> _INPUT DATA_:
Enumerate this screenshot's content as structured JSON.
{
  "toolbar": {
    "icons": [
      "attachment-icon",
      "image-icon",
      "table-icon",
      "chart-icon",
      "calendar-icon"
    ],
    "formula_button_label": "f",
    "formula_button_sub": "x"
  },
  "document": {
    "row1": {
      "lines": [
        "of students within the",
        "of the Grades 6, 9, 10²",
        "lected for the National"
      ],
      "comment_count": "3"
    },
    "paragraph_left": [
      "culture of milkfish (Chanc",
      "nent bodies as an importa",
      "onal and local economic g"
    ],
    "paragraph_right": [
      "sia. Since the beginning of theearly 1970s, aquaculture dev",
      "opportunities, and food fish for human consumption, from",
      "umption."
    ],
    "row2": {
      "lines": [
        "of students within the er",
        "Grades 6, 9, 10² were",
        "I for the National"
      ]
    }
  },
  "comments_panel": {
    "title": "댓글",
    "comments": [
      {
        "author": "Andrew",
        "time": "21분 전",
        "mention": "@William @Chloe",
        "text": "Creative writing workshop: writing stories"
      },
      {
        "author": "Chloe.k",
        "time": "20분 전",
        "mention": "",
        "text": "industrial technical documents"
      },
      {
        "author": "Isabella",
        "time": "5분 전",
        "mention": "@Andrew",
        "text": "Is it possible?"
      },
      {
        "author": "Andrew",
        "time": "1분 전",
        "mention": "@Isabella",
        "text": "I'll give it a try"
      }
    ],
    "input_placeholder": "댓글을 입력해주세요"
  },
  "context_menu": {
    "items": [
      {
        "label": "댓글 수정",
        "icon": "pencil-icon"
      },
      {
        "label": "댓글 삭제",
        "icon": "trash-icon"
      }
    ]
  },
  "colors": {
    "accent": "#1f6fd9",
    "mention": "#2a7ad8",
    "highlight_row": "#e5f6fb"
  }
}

> _THE EXERCISE_:
Nothing in the data may differ; print all of it exactly as written.

> _TASK RESPONSE_:
Enumerate this screenshot's content as structured JSON.
{
  "toolbar": {
    "icons": [
      "attachment-icon",
      "image-icon",
      "table-icon",
      "chart-icon",
      "calendar-icon"
    ],
    "formula_button_label": "f",
    "formula_button_sub": "x"
  },
  "document": {
    "row1": {
      "lines": [
        "of students within the",
        "of the Grades 6, 9, 10²",
        "lected for the National"
      ],
      "comment_count": "3"
    },
    "paragraph_left": [
      "culture of milkfish (Chanc",
      "nent bodies as an importa",
      "onal and local economic g"
    ],
    "paragraph_right": [
      "sia. Since the beginning of theearly 1970s, aquaculture dev",
      "opportunities, and food fish for human consumption, from",
      "umption."
    ],
    "row2": {
      "lines": [
        "of students within the er",
        "Grades 6, 9, 10² were",
        "I for the National"
      ]
    }
  },
  "comments_panel": {
    "title": "댓글",
    "comments": [
      {
        "author": "Andrew",
        "time": "21분 전",
        "mention": "@William @Chloe",
        "text": "Creative writing workshop: writing stories"
      },
      {
        "author": "Chloe.k",
        "time": "20분 전",
        "mention": "",
        "text": "industrial technical documents"
      },
      {
        "author": "Isabella",
        "time": "5분 전",
        "mention": "@Andrew",
        "text": "Is it possible?"
      },
      {
        "author": "Andrew",
        "time": "1분 전",
        "mention": "@Isabella",
        "text": "I'll give it a try"
      }
    ],
    "input_placeholder": "댓글을 입력해주세요"
  },
  "context_menu": {
    "items": [
      {
        "label": "댓글 수정",
        "icon": "pencil-icon"
      },
      {
        "label": "댓글 삭제",
        "icon": "trash-icon"
      }
    ]
  },
  "colors": {
    "accent": "#1f6fd9",
    "mention": "#2a7ad8",
    "highlight_row": "#e5f6fb"
  }
}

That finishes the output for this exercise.